WRITTEN REQUEST:
Make an exact copy of each entry, leaving out every picture.

Dataset rows:
>>
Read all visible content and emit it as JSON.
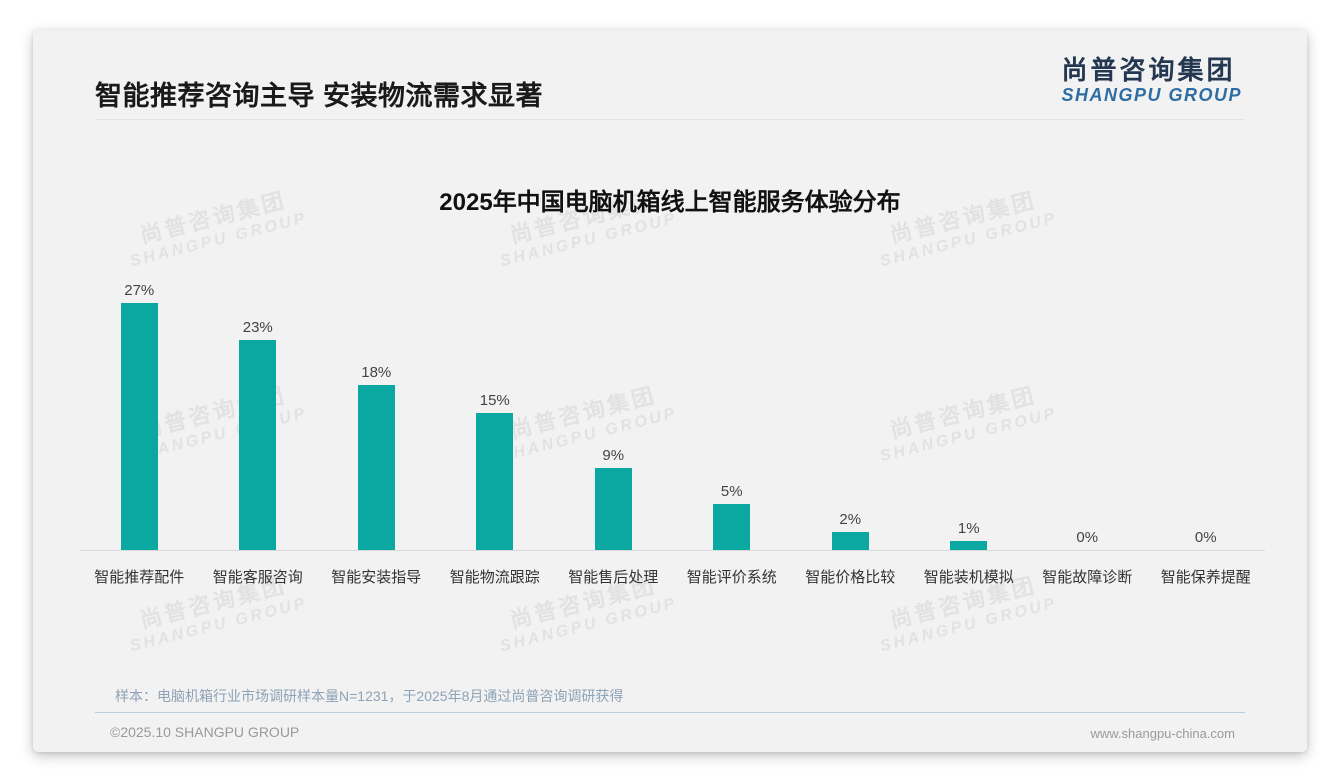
{
  "page": {
    "title": "智能推荐咨询主导 安装物流需求显著",
    "logo": {
      "cn": "尚普咨询集团",
      "en": "SHANGPU GROUP"
    },
    "watermark": {
      "cn": "尚普咨询集团",
      "en": "SHANGPU GROUP"
    },
    "footnote": "样本：电脑机箱行业市场调研样本量N=1231，于2025年8月通过尚普咨询调研获得",
    "footer_left": "©2025.10 SHANGPU GROUP",
    "footer_right": "www.shangpu-china.com"
  },
  "colors": {
    "bar": "#0aa8a0",
    "card_background": "#f2f2f2",
    "logo_cn": "#253852",
    "logo_en": "#2e6da4",
    "footnote_text": "#8da2b5"
  },
  "chart_data": {
    "type": "bar",
    "title": "2025年中国电脑机箱线上智能服务体验分布",
    "categories": [
      "智能推荐配件",
      "智能客服咨询",
      "智能安装指导",
      "智能物流跟踪",
      "智能售后处理",
      "智能评价系统",
      "智能价格比较",
      "智能装机模拟",
      "智能故障诊断",
      "智能保养提醒"
    ],
    "values": [
      27,
      23,
      18,
      15,
      9,
      5,
      2,
      1,
      0,
      0
    ],
    "value_labels": [
      "27%",
      "23%",
      "18%",
      "15%",
      "9%",
      "5%",
      "2%",
      "1%",
      "0%",
      "0%"
    ],
    "unit": "%",
    "xlabel": "",
    "ylabel": "",
    "ylim": [
      0,
      30
    ],
    "grid": false,
    "legend": "none",
    "bar_color": "#0aa8a0"
  }
}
<<
RESPONSE BELOW:
Read all visible content and emit it as JSON.
{
  "page": {
    "title": "智能推荐咨询主导 安装物流需求显著",
    "logo": {
      "cn": "尚普咨询集团",
      "en": "SHANGPU GROUP"
    },
    "watermark": {
      "cn": "尚普咨询集团",
      "en": "SHANGPU GROUP"
    },
    "footnote": "样本：电脑机箱行业市场调研样本量N=1231，于2025年8月通过尚普咨询调研获得",
    "footer_left": "©2025.10 SHANGPU GROUP",
    "footer_right": "www.shangpu-china.com"
  },
  "colors": {
    "bar": "#0aa8a0",
    "card_background": "#f2f2f2",
    "logo_cn": "#253852",
    "logo_en": "#2e6da4",
    "footnote_text": "#8da2b5"
  },
  "chart_data": {
    "type": "bar",
    "title": "2025年中国电脑机箱线上智能服务体验分布",
    "categories": [
      "智能推荐配件",
      "智能客服咨询",
      "智能安装指导",
      "智能物流跟踪",
      "智能售后处理",
      "智能评价系统",
      "智能价格比较",
      "智能装机模拟",
      "智能故障诊断",
      "智能保养提醒"
    ],
    "values": [
      27,
      23,
      18,
      15,
      9,
      5,
      2,
      1,
      0,
      0
    ],
    "value_labels": [
      "27%",
      "23%",
      "18%",
      "15%",
      "9%",
      "5%",
      "2%",
      "1%",
      "0%",
      "0%"
    ],
    "unit": "%",
    "xlabel": "",
    "ylabel": "",
    "ylim": [
      0,
      30
    ],
    "grid": false,
    "legend": "none",
    "bar_color": "#0aa8a0"
  }
}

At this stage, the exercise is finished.